Figure collection entries:
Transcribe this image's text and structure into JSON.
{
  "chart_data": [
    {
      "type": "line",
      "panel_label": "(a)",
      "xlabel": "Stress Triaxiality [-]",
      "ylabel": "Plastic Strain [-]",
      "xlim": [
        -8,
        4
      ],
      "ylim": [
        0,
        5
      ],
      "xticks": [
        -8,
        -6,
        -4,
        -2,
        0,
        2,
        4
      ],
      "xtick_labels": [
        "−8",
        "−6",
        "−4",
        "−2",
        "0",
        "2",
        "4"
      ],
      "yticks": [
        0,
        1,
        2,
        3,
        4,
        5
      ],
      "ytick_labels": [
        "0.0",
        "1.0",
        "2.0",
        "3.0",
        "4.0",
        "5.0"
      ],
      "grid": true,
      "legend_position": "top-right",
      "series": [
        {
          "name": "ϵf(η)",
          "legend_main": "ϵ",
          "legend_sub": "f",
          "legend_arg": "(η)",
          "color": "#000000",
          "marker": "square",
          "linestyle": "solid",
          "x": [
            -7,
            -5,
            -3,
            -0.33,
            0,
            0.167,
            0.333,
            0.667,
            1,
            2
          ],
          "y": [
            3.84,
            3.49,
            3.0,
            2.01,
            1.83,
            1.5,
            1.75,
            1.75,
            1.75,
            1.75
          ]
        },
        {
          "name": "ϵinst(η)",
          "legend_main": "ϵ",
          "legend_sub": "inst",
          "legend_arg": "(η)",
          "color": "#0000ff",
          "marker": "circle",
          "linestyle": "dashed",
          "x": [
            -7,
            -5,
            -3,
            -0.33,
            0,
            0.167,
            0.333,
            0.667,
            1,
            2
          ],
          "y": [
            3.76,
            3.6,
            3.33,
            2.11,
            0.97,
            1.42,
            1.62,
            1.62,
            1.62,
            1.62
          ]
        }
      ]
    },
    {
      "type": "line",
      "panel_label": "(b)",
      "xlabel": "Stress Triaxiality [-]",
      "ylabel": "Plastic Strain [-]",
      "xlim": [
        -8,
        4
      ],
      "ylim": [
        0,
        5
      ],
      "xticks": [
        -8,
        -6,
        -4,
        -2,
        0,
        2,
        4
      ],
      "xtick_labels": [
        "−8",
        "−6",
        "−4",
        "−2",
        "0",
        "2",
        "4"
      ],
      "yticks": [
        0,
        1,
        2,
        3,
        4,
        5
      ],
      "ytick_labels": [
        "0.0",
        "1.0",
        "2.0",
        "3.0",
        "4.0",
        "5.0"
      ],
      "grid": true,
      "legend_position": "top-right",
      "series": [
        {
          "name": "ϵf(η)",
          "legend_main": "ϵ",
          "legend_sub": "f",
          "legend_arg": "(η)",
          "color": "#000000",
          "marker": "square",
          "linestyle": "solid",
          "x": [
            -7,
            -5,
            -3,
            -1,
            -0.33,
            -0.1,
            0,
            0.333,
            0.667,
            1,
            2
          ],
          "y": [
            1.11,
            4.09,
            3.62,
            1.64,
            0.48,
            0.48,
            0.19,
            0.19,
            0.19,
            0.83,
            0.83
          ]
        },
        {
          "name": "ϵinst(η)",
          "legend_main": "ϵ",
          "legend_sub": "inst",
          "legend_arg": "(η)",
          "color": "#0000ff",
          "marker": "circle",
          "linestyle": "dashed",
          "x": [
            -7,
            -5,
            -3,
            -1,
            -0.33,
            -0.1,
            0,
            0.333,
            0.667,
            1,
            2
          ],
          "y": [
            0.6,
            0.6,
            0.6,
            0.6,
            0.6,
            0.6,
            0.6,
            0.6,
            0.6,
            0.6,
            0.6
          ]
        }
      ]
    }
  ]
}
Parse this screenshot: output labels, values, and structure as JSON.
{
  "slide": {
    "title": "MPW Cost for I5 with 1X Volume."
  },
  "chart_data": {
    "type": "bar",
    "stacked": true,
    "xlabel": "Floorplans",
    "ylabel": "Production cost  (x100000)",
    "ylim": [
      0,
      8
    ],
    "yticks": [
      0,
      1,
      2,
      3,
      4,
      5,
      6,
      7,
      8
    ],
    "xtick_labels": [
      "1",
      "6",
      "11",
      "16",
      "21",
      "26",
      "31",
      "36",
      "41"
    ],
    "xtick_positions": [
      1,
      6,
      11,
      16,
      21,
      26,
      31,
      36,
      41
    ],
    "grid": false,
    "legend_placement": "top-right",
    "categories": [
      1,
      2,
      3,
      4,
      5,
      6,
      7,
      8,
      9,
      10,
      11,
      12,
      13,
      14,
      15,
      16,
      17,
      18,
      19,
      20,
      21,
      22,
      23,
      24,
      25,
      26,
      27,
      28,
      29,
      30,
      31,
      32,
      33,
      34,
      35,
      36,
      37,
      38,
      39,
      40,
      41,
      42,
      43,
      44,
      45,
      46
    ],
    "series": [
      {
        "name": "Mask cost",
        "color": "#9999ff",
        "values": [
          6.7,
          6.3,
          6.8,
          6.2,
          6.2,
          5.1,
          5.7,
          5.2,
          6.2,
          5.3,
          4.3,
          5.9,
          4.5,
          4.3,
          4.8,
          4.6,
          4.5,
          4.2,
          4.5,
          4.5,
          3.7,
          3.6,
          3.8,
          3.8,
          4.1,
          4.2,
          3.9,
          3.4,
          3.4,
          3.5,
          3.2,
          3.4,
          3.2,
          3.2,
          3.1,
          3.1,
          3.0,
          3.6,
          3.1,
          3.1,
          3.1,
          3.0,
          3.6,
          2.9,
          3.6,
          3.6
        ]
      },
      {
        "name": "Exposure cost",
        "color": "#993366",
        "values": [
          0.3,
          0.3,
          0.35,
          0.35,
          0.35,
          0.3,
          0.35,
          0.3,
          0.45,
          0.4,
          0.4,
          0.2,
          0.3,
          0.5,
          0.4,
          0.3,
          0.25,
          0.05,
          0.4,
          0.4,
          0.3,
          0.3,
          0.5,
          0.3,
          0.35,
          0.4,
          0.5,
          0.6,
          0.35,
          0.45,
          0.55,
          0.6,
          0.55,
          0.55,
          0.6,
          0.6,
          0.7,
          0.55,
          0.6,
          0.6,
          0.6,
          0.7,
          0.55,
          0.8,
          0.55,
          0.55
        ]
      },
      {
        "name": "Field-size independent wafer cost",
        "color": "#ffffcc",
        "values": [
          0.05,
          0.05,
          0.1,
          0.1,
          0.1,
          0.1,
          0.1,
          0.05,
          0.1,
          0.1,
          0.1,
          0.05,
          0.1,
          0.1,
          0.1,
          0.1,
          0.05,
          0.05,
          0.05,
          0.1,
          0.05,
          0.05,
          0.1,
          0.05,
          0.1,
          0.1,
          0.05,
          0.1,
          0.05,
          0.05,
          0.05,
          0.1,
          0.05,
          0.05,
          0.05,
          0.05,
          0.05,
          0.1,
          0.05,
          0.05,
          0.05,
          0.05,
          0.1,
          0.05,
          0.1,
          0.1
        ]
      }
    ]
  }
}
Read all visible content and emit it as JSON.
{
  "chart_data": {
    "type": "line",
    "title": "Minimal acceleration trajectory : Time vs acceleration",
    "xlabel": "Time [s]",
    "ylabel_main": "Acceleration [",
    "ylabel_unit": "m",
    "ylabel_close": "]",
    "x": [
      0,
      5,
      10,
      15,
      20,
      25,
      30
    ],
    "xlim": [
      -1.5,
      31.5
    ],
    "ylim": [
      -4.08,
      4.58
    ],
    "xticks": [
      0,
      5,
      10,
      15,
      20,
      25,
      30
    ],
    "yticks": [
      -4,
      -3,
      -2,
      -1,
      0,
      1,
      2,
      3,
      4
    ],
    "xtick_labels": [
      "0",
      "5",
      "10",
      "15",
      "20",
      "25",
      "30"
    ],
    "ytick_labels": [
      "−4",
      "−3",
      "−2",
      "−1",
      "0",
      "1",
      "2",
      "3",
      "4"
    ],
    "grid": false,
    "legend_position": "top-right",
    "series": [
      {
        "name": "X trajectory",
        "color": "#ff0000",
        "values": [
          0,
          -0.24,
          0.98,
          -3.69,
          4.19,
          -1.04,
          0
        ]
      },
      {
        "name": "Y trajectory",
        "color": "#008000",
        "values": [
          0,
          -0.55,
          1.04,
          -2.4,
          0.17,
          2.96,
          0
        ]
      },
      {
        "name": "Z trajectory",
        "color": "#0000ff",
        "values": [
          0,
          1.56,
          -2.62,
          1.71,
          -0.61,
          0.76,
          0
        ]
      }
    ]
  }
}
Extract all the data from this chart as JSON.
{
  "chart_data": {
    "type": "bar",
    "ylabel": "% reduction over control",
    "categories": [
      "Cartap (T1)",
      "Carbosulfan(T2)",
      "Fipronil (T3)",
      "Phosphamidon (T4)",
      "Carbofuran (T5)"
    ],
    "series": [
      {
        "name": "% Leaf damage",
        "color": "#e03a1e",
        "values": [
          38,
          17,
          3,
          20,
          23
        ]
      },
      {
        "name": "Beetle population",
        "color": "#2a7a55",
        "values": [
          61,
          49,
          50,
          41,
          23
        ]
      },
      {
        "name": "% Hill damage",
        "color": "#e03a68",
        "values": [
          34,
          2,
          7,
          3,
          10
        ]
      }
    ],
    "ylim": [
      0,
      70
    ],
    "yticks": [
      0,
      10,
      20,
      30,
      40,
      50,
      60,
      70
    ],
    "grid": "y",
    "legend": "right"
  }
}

* DIRECTIONS FOR THIS TASK: Pick out all lines from the data above in which the word "trajectory" appears.

* OUTPUT BELOW:
    "title": "Minimal acceleration trajectory : Time vs acceleration",
        "name": "X trajectory",
        "name": "Y trajectory",
        "name": "Z trajectory",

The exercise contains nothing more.